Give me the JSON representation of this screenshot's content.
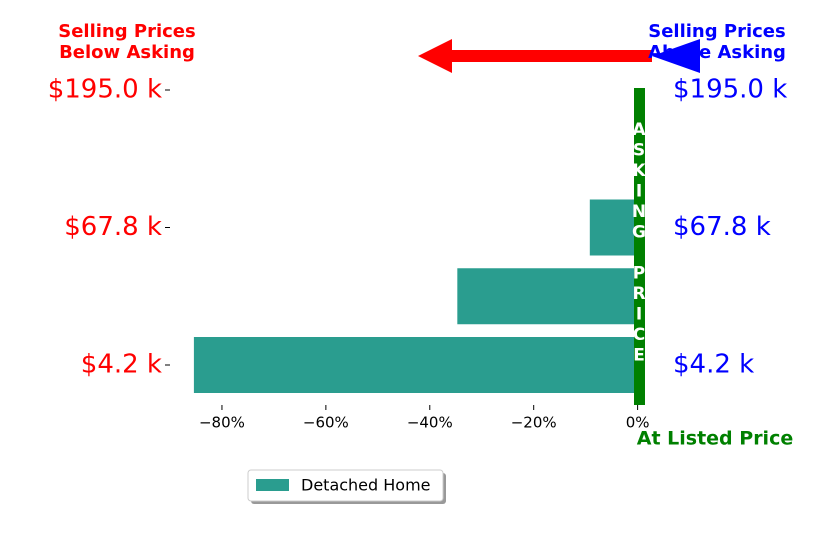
{
  "chart_data": {
    "type": "barh",
    "categories": [
      "$4.2 k",
      null,
      "$67.8 k",
      null,
      "$195.0 k"
    ],
    "series": [
      {
        "name": "Detached Home",
        "color": "#2a9d8f",
        "values": [
          -85.4,
          -34.7,
          -9.2,
          0,
          0
        ]
      }
    ],
    "xlim": [
      -90,
      2
    ],
    "xticks": [
      {
        "value": -80,
        "label": "−80%"
      },
      {
        "value": -60,
        "label": "−60%"
      },
      {
        "value": -40,
        "label": "−40%"
      },
      {
        "value": -20,
        "label": "−20%"
      },
      {
        "value": 0,
        "label": "0%"
      }
    ],
    "annotations": {
      "below": "Selling Prices\nBelow Asking",
      "above": "Selling Prices\nAbove Asking",
      "listed": "At Listed Price",
      "asking": "ASKING PRICE"
    },
    "legend": "lower left"
  }
}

What the exercise asks –
Go through the listing above and locate each line that holds the word "Selling". Copy those lines.

Output of the exercise –
      "below": "Selling Prices\nBelow Asking",
      "above": "Selling Prices\nAbove Asking",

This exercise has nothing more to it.